### Exercise prompt
Skip any picture you find and retype all the remaining lines exactly.

**** Supplied entries ****

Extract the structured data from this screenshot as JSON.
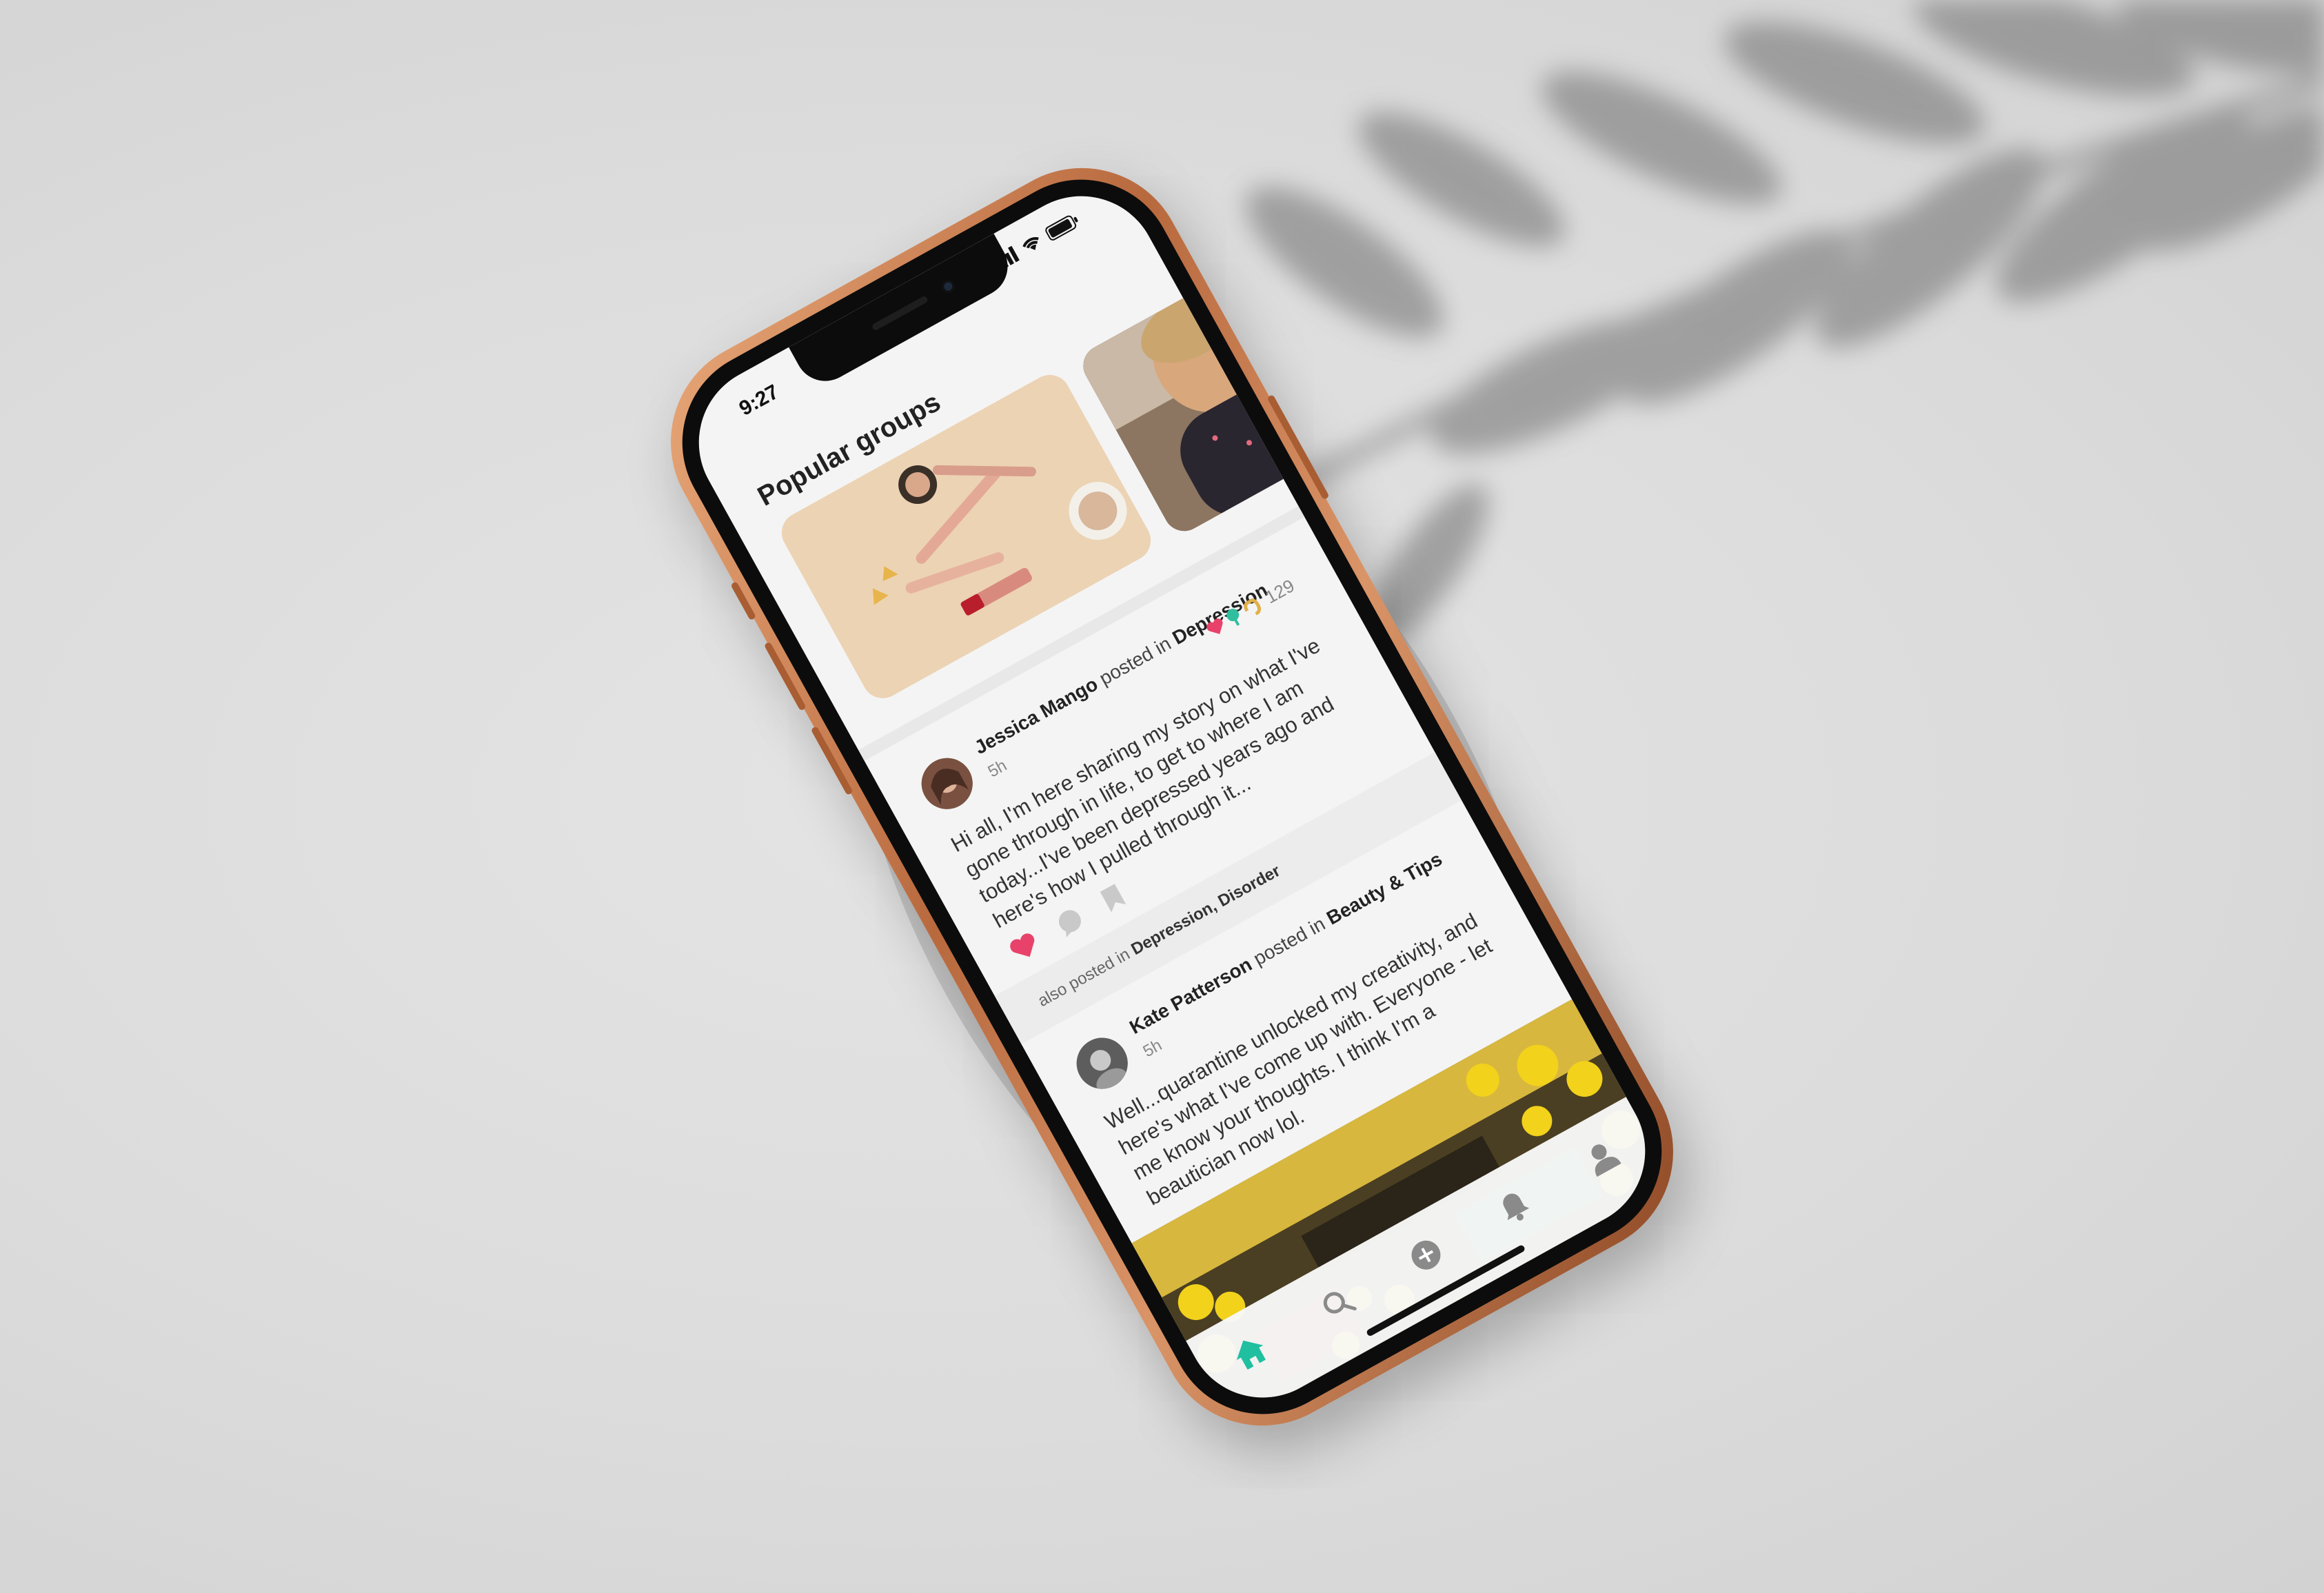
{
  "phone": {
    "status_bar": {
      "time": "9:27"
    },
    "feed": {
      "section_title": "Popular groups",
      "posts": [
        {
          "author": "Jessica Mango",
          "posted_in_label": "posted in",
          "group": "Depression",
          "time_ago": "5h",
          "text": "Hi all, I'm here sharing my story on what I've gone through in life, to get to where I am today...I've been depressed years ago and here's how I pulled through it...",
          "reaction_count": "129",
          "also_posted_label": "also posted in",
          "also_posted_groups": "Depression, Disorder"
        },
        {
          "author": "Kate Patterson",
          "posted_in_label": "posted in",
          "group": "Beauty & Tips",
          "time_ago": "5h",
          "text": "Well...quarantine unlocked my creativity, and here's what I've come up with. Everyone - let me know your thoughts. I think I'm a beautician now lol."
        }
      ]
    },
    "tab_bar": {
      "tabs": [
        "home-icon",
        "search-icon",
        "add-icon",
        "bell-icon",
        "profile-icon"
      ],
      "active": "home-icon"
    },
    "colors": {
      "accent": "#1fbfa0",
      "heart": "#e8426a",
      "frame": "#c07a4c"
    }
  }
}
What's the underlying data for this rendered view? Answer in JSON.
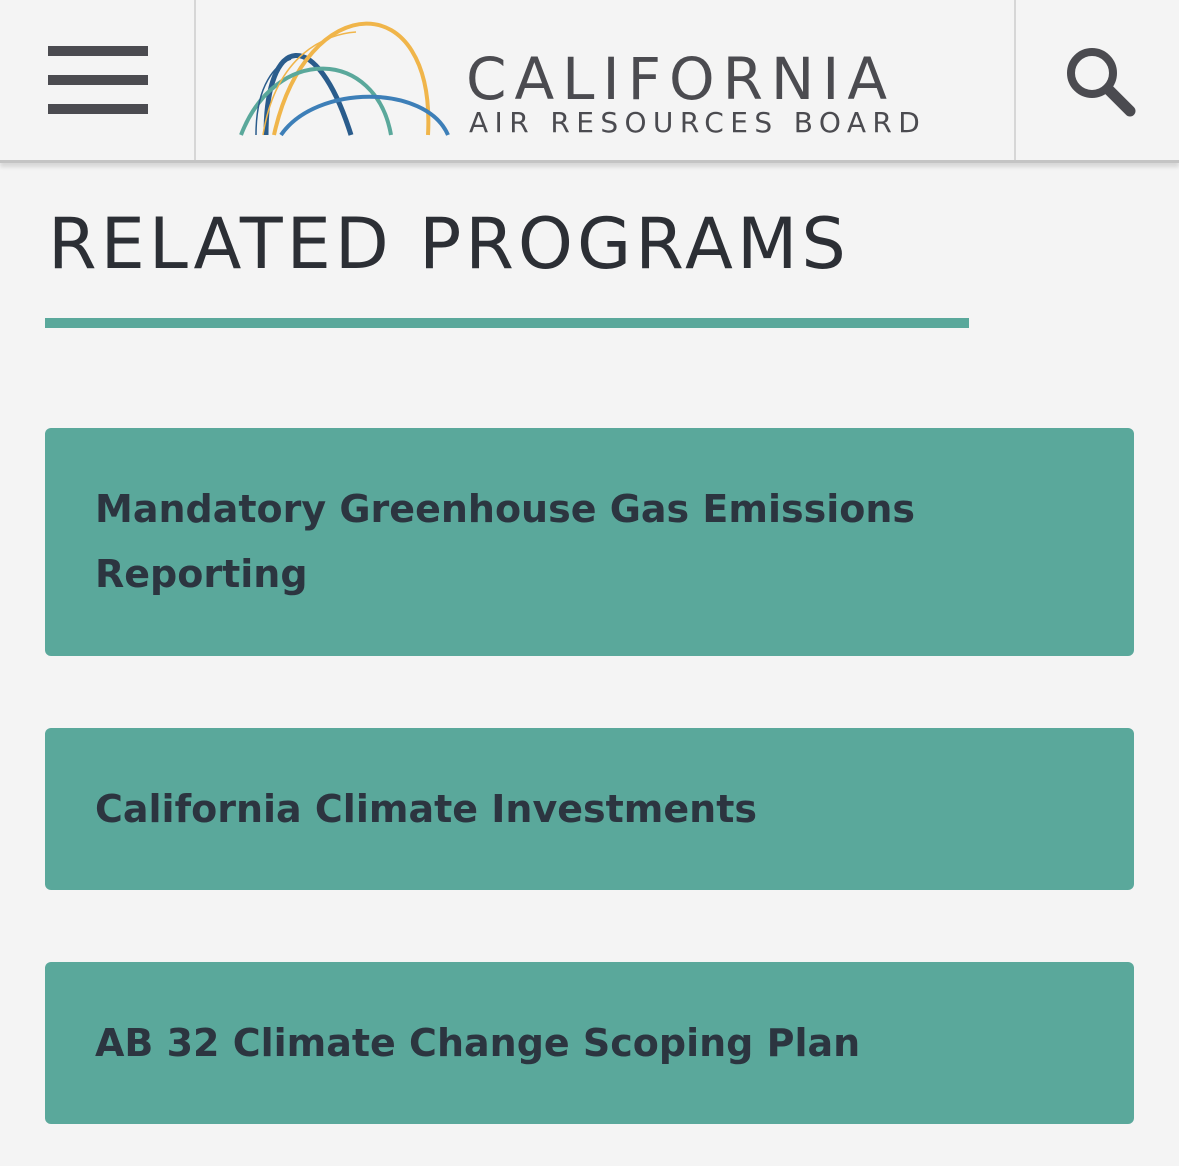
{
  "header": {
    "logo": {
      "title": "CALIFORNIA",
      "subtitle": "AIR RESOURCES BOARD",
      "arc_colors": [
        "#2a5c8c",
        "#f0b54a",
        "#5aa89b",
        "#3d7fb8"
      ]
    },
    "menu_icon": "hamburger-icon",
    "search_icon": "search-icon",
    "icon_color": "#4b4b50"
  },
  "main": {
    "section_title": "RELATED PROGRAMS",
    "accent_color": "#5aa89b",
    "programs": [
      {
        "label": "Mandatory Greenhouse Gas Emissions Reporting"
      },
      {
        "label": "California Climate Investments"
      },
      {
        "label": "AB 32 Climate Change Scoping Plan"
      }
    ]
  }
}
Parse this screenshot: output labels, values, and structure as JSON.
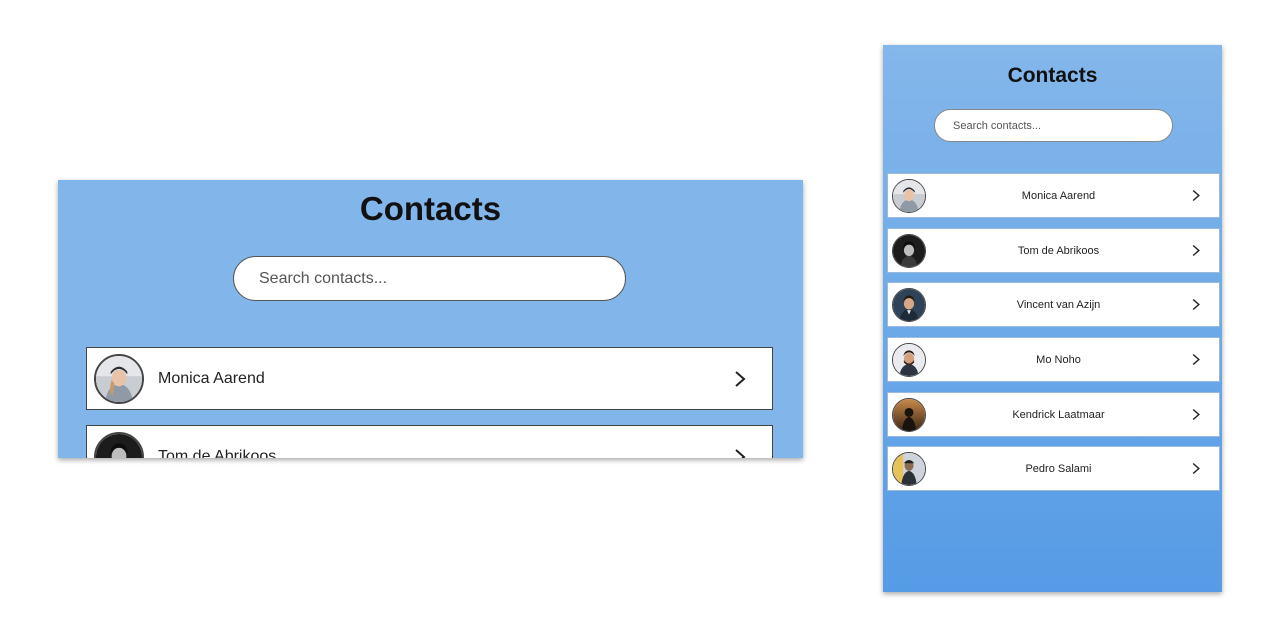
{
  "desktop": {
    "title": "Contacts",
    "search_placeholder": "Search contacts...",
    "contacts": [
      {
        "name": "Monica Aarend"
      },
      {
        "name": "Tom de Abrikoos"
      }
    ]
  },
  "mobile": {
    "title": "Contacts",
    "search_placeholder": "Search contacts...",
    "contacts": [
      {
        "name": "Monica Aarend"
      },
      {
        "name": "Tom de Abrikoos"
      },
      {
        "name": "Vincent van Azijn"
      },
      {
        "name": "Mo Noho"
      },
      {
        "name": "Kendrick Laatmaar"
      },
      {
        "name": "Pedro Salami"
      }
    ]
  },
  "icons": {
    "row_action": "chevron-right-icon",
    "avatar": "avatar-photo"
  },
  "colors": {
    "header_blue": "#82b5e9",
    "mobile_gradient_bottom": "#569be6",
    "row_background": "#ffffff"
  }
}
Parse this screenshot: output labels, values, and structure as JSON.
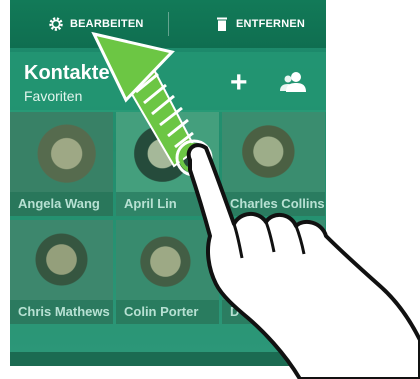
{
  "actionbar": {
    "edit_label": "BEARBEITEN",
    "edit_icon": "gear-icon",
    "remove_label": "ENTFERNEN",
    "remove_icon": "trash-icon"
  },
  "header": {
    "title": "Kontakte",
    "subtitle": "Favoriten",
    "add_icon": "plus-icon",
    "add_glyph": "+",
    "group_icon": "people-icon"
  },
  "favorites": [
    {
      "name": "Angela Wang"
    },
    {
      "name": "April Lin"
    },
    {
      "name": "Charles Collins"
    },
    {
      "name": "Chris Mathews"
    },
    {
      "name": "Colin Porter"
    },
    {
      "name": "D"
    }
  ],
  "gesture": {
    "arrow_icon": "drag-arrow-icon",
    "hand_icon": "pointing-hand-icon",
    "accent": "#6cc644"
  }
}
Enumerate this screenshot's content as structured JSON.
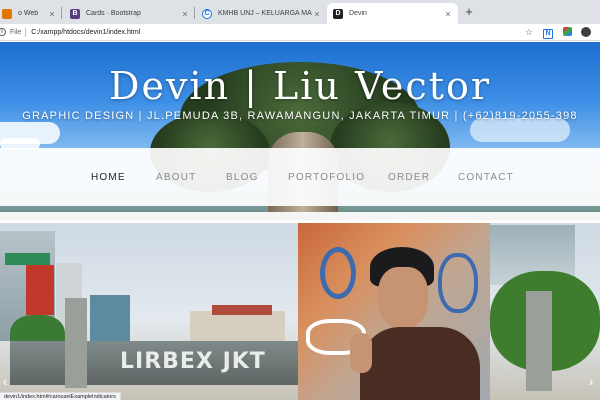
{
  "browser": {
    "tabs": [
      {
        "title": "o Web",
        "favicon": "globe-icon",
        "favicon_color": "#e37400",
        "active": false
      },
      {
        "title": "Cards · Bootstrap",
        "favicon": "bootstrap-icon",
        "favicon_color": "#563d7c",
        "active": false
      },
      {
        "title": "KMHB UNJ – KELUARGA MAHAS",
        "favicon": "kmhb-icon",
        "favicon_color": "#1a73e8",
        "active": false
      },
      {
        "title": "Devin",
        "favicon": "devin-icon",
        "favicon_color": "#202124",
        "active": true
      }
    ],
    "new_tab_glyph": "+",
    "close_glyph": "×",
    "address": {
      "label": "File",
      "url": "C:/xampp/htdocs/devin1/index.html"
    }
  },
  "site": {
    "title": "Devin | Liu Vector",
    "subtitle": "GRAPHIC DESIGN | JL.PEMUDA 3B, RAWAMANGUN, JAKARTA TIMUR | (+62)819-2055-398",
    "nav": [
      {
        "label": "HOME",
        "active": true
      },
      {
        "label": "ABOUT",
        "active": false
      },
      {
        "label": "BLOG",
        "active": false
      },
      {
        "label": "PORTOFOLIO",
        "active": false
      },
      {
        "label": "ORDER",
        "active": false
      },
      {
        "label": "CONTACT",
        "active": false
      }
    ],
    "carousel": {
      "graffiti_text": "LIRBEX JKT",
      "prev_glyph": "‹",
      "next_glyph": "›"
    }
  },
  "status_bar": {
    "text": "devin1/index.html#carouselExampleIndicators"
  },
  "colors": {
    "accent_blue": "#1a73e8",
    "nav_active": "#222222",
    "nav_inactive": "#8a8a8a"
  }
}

****

### Completed task
Extract the structured data from this screenshot as JSON.
{
  "phone": {
    "status_bar": {
      "time": "9:27"
    },
    "feed": {
      "section_title": "Popular groups",
      "posts": [
        {
          "author": "Jessica Mango",
          "posted_in_label": "posted in",
          "group": "Depression",
          "time_ago": "5h",
          "text": "Hi all, I'm here sharing my story on what I've gone through in life, to get to where I am today...I've been depressed years ago and here's how I pulled through it...",
          "reaction_count": "129",
          "also_posted_label": "also posted in",
          "also_posted_groups": "Depression, Disorder"
        },
        {
          "author": "Kate Patterson",
          "posted_in_label": "posted in",
          "group": "Beauty & Tips",
          "time_ago": "5h",
          "text": "Well...quarantine unlocked my creativity, and here's what I've come up with. Everyone - let me know your thoughts. I think I'm a beautician now lol."
        }
      ]
    },
    "tab_bar": {
      "tabs": [
        "home-icon",
        "search-icon",
        "add-icon",
        "bell-icon",
        "profile-icon"
      ],
      "active": "home-icon"
    },
    "colors": {
      "accent": "#1fbfa0",
      "heart": "#e8426a",
      "frame": "#c07a4c"
    }
  }
}
What's the underlying data for this rendered view? Answer in JSON.
{
  "header": {
    "logo": {
      "title": "CALIFORNIA",
      "subtitle": "AIR RESOURCES BOARD",
      "arc_colors": [
        "#2a5c8c",
        "#f0b54a",
        "#5aa89b",
        "#3d7fb8"
      ]
    },
    "menu_icon": "hamburger-icon",
    "search_icon": "search-icon",
    "icon_color": "#4b4b50"
  },
  "main": {
    "section_title": "RELATED PROGRAMS",
    "accent_color": "#5aa89b",
    "programs": [
      {
        "label": "Mandatory Greenhouse Gas Emissions Reporting"
      },
      {
        "label": "California Climate Investments"
      },
      {
        "label": "AB 32 Climate Change Scoping Plan"
      }
    ]
  }
}
Parse this screenshot: output labels, values, and structure as JSON.
{
  "desktop": {
    "title": "Contacts",
    "search_placeholder": "Search contacts...",
    "contacts": [
      {
        "name": "Monica Aarend"
      },
      {
        "name": "Tom de Abrikoos"
      }
    ]
  },
  "mobile": {
    "title": "Contacts",
    "search_placeholder": "Search contacts...",
    "contacts": [
      {
        "name": "Monica Aarend"
      },
      {
        "name": "Tom de Abrikoos"
      },
      {
        "name": "Vincent van Azijn"
      },
      {
        "name": "Mo Noho"
      },
      {
        "name": "Kendrick Laatmaar"
      },
      {
        "name": "Pedro Salami"
      }
    ]
  },
  "icons": {
    "row_action": "chevron-right-icon",
    "avatar": "avatar-photo"
  },
  "colors": {
    "header_blue": "#82b5e9",
    "mobile_gradient_bottom": "#569be6",
    "row_background": "#ffffff"
  }
}
Parse this screenshot: output labels, values, and structure as JSON.
{
  "actionbar": {
    "edit_label": "BEARBEITEN",
    "edit_icon": "gear-icon",
    "remove_label": "ENTFERNEN",
    "remove_icon": "trash-icon"
  },
  "header": {
    "title": "Kontakte",
    "subtitle": "Favoriten",
    "add_icon": "plus-icon",
    "add_glyph": "+",
    "group_icon": "people-icon"
  },
  "favorites": [
    {
      "name": "Angela Wang"
    },
    {
      "name": "April Lin"
    },
    {
      "name": "Charles Collins"
    },
    {
      "name": "Chris Mathews"
    },
    {
      "name": "Colin Porter"
    },
    {
      "name": "D"
    }
  ],
  "gesture": {
    "arrow_icon": "drag-arrow-icon",
    "hand_icon": "pointing-hand-icon",
    "accent": "#6cc644"
  }
}
Enumerate this screenshot's content as structured JSON.
{
  "browser": {
    "tabs": [
      {
        "title": "o Web",
        "favicon": "globe-icon",
        "favicon_color": "#e37400",
        "active": false
      },
      {
        "title": "Cards · Bootstrap",
        "favicon": "bootstrap-icon",
        "favicon_color": "#563d7c",
        "active": false
      },
      {
        "title": "KMHB UNJ – KELUARGA MAHAS",
        "favicon": "kmhb-icon",
        "favicon_color": "#1a73e8",
        "active": false
      },
      {
        "title": "Devin",
        "favicon": "devin-icon",
        "favicon_color": "#202124",
        "active": true
      }
    ],
    "new_tab_glyph": "+",
    "close_glyph": "×",
    "address": {
      "label": "File",
      "url": "C:/xampp/htdocs/devin1/index.html"
    }
  },
  "site": {
    "title": "Devin | Liu Vector",
    "subtitle": "GRAPHIC DESIGN | JL.PEMUDA 3B, RAWAMANGUN, JAKARTA TIMUR | (+62)819-2055-398",
    "nav": [
      {
        "label": "HOME",
        "active": true
      },
      {
        "label": "ABOUT",
        "active": false
      },
      {
        "label": "BLOG",
        "active": false
      },
      {
        "label": "PORTOFOLIO",
        "active": false
      },
      {
        "label": "ORDER",
        "active": false
      },
      {
        "label": "CONTACT",
        "active": false
      }
    ],
    "carousel": {
      "graffiti_text": "LIRBEX JKT",
      "prev_glyph": "‹",
      "next_glyph": "›"
    }
  },
  "status_bar": {
    "text": "devin1/index.html#carouselExampleIndicators"
  },
  "colors": {
    "accent_blue": "#1a73e8",
    "nav_active": "#222222",
    "nav_inactive": "#8a8a8a"
  }
}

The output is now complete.